Return the passage of the blood drive article from "The fourth annual" up to and including "of the event.", copied word for word.

**PROVIDED TEXT:**
........
The fourth annual blood drive in memory of Mathiew Johnson had its biggest turnout yet at P.S. 102 on March 16.
The drive is organized by local activist June Johnson, who in this way pays tribute to her late son, who served as janitor at the school, 211 72nd Street, and who, himself, gave blood regularly. “There is no better way to honor Mathiew than to sponsor a life-saving blood drive in his name,” reads the flyer given out in advance of the event.
Among those giving were Mathiew’s friends Brian Kinnane, Mike Kinnane, Steve Avena and Brian Higginbottom. Higginbottom remembers growing up with Mathiew’s brother Douglas in Boy Scouts, and said he keeps coming back because he gets to see “a lot of people” and because “it’s the right thing to do.”
........
**EXTRACTED ENTRIES:**
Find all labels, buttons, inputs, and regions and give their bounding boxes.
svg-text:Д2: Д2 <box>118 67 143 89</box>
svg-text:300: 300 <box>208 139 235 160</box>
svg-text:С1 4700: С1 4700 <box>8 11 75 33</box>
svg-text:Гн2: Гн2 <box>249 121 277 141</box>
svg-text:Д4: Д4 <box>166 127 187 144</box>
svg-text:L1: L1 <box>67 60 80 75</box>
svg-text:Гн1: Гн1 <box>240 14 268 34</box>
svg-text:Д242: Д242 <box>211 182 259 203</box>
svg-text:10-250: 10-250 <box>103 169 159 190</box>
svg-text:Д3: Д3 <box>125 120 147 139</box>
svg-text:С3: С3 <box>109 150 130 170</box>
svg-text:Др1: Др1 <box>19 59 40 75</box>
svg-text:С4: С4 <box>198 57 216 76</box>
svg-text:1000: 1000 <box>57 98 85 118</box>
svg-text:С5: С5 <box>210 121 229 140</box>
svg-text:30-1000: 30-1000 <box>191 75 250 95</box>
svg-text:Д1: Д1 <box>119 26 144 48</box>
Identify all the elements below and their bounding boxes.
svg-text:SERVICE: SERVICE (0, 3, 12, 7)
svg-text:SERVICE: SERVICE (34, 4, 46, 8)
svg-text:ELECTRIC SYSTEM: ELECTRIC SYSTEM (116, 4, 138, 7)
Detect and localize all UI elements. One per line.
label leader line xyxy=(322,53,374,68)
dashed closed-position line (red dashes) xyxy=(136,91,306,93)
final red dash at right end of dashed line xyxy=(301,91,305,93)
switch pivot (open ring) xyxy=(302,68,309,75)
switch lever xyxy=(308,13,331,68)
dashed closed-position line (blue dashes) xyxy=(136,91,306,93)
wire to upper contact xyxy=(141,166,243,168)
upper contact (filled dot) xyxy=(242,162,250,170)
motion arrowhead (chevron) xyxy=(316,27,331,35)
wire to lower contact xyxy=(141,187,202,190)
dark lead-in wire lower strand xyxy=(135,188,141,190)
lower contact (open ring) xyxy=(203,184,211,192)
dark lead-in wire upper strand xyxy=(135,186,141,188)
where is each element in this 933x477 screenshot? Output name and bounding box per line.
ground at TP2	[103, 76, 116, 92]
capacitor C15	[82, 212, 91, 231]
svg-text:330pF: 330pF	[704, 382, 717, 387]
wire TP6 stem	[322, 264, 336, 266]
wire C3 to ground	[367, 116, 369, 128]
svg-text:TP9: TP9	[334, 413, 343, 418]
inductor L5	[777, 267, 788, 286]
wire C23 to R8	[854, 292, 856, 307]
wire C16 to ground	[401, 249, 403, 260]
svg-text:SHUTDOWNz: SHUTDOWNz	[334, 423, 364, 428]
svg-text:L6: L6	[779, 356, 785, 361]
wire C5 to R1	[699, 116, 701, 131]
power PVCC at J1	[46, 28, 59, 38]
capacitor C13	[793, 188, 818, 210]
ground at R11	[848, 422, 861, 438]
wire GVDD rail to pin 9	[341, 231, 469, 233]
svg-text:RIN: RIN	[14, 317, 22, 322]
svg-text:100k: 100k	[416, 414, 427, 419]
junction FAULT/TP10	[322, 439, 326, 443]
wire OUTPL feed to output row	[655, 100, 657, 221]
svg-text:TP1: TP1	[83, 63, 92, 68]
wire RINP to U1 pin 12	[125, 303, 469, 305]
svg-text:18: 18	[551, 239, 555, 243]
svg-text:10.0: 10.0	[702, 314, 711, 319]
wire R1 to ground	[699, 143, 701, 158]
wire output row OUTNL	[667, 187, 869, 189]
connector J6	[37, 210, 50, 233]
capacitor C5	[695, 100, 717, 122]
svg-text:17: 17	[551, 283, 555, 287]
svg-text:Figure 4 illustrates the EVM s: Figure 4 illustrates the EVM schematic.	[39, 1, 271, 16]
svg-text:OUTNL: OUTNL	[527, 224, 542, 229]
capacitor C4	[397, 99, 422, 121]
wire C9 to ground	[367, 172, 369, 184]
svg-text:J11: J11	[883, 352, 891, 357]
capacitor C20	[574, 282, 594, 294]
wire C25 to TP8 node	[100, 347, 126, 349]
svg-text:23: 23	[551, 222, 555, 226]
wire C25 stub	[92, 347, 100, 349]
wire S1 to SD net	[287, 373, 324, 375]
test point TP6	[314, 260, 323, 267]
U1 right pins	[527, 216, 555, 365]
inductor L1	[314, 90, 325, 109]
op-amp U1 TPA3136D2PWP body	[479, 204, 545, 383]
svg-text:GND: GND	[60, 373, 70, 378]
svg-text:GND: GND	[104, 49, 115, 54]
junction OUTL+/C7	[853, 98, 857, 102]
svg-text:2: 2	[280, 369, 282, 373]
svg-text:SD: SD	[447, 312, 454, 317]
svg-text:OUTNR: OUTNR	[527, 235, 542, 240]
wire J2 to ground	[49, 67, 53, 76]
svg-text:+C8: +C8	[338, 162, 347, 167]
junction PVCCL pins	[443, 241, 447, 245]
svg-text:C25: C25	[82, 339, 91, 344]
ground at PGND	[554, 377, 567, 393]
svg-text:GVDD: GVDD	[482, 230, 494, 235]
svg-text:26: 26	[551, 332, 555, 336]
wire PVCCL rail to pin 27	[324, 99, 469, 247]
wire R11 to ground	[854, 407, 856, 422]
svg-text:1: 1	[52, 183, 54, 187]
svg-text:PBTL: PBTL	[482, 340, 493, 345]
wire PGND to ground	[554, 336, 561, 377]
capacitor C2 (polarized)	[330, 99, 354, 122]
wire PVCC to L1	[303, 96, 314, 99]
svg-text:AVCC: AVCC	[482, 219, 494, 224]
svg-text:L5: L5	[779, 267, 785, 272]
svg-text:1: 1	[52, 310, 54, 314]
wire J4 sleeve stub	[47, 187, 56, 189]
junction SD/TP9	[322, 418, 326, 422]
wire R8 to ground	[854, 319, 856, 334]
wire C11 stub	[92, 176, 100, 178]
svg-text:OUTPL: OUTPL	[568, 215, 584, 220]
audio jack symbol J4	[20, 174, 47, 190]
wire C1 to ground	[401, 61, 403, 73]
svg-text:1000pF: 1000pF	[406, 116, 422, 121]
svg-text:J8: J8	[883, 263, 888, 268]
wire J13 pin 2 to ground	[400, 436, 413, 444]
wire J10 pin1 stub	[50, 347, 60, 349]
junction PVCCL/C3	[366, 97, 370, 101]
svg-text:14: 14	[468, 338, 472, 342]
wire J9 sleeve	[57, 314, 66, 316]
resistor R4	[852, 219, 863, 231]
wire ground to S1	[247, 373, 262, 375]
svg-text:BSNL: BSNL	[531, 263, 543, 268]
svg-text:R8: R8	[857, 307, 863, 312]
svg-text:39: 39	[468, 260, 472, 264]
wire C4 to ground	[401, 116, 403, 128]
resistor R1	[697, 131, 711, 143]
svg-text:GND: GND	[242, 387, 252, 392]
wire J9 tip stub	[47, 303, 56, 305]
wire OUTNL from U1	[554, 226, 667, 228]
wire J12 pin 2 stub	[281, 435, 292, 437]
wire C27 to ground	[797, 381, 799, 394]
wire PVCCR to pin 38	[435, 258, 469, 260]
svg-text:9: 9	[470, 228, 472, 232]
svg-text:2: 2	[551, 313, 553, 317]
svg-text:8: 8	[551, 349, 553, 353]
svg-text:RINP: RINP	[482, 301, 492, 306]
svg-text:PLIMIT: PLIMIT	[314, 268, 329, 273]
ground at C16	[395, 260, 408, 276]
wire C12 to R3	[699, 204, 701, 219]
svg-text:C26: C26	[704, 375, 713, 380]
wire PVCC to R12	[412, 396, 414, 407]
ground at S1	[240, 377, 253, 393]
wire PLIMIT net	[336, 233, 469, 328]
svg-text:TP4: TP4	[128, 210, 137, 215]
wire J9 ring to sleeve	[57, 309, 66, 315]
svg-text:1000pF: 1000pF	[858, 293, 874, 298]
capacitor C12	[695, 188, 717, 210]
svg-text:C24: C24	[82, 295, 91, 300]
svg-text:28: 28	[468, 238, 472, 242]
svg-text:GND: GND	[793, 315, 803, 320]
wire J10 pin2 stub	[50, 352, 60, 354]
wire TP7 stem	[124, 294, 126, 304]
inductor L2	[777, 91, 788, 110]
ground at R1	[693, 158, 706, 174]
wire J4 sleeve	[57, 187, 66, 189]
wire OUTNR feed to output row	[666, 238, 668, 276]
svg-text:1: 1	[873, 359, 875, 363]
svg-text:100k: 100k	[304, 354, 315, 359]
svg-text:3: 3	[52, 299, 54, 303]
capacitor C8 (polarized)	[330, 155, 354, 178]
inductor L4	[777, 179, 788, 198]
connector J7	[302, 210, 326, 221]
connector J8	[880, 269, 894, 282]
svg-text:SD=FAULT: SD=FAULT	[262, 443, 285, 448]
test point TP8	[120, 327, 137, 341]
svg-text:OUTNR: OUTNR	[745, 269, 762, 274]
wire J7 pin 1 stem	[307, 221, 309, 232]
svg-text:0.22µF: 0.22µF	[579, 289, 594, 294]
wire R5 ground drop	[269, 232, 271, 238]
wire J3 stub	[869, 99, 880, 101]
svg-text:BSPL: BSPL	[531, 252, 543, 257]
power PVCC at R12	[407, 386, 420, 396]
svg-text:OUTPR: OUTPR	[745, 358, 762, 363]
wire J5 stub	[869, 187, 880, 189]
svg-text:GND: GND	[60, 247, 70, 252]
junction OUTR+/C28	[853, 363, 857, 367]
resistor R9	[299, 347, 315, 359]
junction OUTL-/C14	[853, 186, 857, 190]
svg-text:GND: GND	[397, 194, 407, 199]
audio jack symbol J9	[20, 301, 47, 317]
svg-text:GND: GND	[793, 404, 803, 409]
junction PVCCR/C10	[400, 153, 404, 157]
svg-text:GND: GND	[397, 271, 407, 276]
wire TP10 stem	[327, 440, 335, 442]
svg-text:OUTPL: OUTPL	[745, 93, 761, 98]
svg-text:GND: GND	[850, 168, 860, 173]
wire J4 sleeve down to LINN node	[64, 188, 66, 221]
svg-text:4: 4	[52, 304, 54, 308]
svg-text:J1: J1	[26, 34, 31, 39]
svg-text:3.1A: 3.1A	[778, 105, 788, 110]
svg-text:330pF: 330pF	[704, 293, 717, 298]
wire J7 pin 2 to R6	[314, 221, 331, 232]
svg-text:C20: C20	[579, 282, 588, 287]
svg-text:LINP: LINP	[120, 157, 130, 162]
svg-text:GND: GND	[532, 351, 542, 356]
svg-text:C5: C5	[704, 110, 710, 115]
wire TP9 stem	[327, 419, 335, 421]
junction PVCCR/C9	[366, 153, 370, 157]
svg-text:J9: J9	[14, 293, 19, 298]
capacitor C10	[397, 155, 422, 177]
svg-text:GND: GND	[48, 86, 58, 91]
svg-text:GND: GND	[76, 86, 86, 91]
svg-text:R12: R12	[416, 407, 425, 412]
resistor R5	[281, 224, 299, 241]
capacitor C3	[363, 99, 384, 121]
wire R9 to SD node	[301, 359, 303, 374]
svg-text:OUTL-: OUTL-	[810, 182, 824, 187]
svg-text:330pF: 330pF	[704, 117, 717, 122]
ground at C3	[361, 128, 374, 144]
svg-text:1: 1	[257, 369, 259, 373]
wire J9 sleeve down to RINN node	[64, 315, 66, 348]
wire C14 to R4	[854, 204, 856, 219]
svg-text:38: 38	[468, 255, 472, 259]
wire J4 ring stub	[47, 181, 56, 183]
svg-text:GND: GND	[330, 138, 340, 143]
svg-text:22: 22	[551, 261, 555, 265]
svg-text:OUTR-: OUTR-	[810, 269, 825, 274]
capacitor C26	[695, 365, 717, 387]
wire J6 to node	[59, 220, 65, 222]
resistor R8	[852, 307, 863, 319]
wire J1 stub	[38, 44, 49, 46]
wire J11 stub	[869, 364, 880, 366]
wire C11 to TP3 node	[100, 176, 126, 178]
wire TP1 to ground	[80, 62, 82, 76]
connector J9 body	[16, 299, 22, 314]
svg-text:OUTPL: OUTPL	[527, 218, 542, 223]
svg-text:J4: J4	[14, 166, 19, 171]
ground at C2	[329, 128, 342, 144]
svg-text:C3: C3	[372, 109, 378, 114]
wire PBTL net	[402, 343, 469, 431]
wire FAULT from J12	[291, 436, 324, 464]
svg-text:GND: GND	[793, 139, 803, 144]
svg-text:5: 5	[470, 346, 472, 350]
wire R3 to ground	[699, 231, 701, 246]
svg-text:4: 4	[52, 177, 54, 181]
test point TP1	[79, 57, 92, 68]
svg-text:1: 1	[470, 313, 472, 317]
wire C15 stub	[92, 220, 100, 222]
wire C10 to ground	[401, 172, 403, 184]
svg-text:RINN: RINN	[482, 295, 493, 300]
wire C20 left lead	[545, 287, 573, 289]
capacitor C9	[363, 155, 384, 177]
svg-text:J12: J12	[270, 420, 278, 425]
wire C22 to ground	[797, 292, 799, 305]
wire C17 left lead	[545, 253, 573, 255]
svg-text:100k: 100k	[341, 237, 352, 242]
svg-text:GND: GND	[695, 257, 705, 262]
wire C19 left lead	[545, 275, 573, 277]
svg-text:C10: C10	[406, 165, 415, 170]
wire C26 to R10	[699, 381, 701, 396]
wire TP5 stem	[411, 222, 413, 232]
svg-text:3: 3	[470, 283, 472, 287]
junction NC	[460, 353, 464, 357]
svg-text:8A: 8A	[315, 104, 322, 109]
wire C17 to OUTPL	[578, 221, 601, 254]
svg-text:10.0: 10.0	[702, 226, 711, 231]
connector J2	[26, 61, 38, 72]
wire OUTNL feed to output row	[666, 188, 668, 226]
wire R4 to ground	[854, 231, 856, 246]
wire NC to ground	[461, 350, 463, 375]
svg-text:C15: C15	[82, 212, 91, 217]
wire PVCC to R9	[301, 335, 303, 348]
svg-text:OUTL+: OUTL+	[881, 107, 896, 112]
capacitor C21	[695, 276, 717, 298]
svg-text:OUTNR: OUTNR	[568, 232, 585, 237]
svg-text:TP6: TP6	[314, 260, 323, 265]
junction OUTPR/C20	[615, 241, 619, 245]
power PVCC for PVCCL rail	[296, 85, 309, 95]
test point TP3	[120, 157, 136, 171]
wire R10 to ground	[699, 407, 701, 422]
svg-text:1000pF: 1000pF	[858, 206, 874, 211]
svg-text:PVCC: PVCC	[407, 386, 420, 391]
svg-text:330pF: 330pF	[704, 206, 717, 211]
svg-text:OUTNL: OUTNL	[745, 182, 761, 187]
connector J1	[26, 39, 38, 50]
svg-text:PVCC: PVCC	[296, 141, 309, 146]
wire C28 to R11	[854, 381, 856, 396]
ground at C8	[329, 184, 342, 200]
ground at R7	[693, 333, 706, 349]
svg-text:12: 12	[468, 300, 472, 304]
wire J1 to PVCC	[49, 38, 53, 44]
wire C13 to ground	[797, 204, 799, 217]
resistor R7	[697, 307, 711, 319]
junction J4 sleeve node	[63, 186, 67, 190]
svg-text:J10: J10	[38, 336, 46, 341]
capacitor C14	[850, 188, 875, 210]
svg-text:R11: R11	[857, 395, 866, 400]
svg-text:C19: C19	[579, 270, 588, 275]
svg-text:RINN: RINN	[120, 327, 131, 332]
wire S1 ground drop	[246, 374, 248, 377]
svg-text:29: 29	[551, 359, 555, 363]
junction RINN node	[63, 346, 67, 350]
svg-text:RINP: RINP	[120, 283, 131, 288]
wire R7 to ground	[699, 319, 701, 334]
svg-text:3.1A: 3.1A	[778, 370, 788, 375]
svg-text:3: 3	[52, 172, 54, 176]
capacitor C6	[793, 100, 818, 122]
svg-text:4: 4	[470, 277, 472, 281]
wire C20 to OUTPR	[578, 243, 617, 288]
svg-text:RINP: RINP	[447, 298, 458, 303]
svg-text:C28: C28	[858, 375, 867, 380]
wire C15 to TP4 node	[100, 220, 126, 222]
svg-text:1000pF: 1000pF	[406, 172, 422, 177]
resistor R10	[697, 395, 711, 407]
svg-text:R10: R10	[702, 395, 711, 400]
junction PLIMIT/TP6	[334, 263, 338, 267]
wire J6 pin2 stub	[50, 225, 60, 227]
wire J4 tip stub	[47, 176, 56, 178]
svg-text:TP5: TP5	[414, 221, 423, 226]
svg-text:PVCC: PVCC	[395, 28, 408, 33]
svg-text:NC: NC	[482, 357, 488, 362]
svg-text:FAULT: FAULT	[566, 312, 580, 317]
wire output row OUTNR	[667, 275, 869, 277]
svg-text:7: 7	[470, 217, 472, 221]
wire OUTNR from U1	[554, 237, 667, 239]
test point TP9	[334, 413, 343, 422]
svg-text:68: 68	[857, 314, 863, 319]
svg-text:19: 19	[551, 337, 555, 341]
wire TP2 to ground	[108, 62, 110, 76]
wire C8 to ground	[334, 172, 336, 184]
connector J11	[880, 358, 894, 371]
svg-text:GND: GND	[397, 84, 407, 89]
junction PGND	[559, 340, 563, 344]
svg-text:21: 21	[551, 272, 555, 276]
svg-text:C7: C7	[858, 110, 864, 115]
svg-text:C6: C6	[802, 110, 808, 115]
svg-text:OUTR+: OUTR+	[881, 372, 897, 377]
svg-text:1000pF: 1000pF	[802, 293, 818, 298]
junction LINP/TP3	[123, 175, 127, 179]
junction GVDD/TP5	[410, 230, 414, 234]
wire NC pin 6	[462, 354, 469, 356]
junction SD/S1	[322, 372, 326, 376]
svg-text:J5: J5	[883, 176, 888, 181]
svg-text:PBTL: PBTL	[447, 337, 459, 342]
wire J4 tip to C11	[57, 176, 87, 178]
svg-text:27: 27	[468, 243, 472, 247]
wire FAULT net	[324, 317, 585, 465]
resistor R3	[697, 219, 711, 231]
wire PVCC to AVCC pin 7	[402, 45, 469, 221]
........
**TASK RESPONSE:**
The fourth annual blood drive in memory of Mathiew Johnson had its biggest turnout yet at P.S. 102 on March 16.
The drive is organized by local activist June Johnson, who in this way pays tribute to her late son, who served as janitor at the school, 211 72nd Street, and who, himself, gave blood regularly. “There is no better way to honor Mathiew than to sponsor a life-saving blood drive in his name,” reads the flyer given out in advance of the event.